Search the records below for the word "JSON" and show every line where it occurs.

## BEGIN

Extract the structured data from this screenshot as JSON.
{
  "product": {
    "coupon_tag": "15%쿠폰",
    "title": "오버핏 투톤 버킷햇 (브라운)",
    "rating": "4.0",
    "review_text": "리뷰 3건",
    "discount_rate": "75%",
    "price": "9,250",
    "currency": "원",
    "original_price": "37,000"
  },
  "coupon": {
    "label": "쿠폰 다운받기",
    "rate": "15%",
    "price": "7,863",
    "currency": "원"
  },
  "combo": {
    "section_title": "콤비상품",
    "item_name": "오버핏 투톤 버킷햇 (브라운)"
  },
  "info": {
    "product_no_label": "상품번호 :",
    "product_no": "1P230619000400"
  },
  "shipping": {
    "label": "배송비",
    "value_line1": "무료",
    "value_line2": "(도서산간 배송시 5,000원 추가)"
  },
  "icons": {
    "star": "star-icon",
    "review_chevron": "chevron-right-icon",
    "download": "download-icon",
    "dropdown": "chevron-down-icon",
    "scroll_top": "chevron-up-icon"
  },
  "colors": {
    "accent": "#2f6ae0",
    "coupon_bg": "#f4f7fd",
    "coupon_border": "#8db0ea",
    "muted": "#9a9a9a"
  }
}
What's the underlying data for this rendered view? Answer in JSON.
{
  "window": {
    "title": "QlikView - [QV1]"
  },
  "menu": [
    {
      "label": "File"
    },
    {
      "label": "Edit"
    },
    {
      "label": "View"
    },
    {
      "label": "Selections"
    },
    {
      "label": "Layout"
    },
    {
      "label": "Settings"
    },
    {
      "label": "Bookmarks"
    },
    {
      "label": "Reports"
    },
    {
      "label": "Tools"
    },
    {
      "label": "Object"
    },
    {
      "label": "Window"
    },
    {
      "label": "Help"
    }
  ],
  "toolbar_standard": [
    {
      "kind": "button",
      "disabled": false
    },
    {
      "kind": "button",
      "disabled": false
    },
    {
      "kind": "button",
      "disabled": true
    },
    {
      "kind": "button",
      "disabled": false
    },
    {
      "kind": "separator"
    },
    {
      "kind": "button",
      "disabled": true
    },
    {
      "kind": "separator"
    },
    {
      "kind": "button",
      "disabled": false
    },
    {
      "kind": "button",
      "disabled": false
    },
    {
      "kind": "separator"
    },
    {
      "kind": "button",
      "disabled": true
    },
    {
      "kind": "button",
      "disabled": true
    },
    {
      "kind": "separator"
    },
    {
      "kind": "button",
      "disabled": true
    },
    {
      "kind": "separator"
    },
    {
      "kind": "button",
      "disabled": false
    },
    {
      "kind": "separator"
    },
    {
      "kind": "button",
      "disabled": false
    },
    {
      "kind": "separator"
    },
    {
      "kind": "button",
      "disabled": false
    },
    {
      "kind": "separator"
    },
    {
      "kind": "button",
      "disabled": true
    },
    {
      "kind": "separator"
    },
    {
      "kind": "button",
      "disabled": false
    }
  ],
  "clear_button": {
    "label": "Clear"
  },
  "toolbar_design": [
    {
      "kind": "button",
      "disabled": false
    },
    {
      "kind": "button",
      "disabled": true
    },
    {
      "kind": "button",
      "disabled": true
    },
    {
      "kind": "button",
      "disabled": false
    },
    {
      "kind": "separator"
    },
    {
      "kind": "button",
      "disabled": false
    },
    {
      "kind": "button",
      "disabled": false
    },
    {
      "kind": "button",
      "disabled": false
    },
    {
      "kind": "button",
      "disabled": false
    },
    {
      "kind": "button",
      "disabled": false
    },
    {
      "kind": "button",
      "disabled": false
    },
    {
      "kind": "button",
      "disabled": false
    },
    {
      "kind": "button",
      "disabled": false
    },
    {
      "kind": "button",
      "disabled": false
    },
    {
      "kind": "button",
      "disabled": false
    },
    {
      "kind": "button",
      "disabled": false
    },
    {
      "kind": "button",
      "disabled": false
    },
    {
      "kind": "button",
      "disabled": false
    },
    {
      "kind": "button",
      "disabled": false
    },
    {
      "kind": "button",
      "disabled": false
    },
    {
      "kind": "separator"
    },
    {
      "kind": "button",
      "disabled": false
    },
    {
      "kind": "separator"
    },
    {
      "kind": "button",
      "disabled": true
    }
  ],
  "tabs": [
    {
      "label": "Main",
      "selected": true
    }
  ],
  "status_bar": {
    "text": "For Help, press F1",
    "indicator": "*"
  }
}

## END

**Result of the task:**
Extract the structured data from this screenshot as JSON.
What's the underlying data for this rendered view? Answer in JSON.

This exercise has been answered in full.